TO DO
Find every line in the items below that contains the string "icon", and copy each one out in full.

SUPPLIED ENTRIES
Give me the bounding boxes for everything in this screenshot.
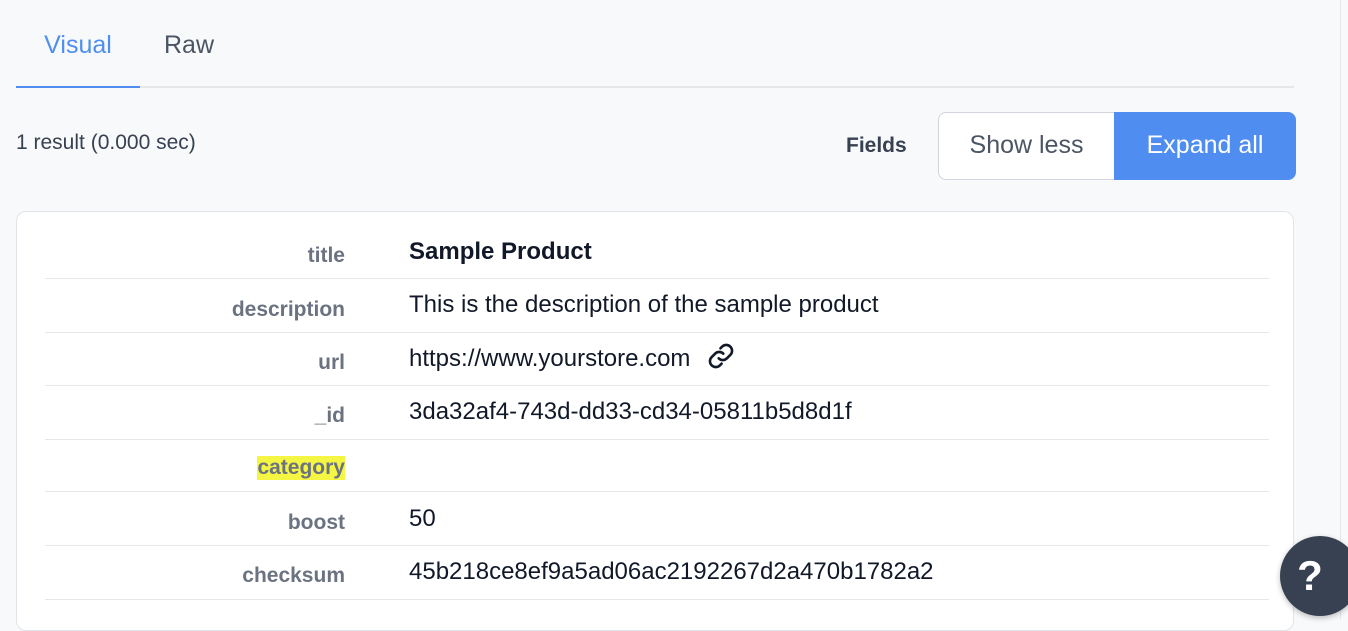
field-key-description: description bbox=[231, 298, 345, 321]
result-count: 1 result (0.000 sec) bbox=[16, 131, 196, 154]
right-edge-divider bbox=[1340, 0, 1341, 620]
url-text[interactable]: https://www.yourstore.com bbox=[409, 345, 690, 372]
field-row-checksum: checksum 45b218ce8ef9a5ad06ac2192267d2a4… bbox=[45, 546, 1269, 600]
field-value-boost: 50 bbox=[409, 505, 436, 532]
link-icon[interactable] bbox=[707, 342, 735, 370]
field-value-description: This is the description of the sample pr… bbox=[409, 291, 879, 318]
field-key-id: _id bbox=[314, 404, 345, 427]
field-row-boost: boost 50 bbox=[45, 492, 1269, 546]
tab-raw[interactable]: Raw bbox=[164, 0, 214, 88]
field-key-url: url bbox=[318, 351, 345, 374]
fields-label: Fields bbox=[846, 134, 907, 157]
field-value-url: https://www.yourstore.com bbox=[409, 342, 735, 374]
field-row-url: url https://www.yourstore.com bbox=[45, 333, 1269, 386]
field-key-checksum: checksum bbox=[242, 564, 345, 587]
field-row-description: description This is the description of t… bbox=[45, 279, 1269, 333]
field-value-checksum: 45b218ce8ef9a5ad06ac2192267d2a470b1782a2 bbox=[409, 558, 934, 585]
field-value-id: 3da32af4-743d-dd33-cd34-05811b5d8d1f bbox=[409, 398, 852, 425]
field-key-boost: boost bbox=[287, 511, 345, 534]
tab-visual[interactable]: Visual bbox=[16, 0, 140, 88]
field-value-title: Sample Product bbox=[409, 238, 592, 265]
field-row-title: title Sample Product bbox=[45, 212, 1269, 279]
field-row-category: category bbox=[45, 440, 1269, 492]
expand-all-button[interactable]: Expand all bbox=[1114, 112, 1296, 180]
fields-button-group: Show less Expand all bbox=[938, 112, 1296, 180]
view-tabs: Visual Raw bbox=[16, 0, 1294, 88]
field-key-category: category bbox=[257, 456, 345, 480]
result-card: title Sample Product description This is… bbox=[16, 211, 1294, 631]
question-icon: ? bbox=[1297, 552, 1323, 599]
show-less-button[interactable]: Show less bbox=[938, 112, 1114, 180]
field-row-id: _id 3da32af4-743d-dd33-cd34-05811b5d8d1f bbox=[45, 386, 1269, 440]
field-key-title: title bbox=[307, 244, 345, 267]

TASK RESPONSE
link-icon[interactable] bbox=[707, 342, 735, 370]
question-icon: ? bbox=[1297, 552, 1323, 599]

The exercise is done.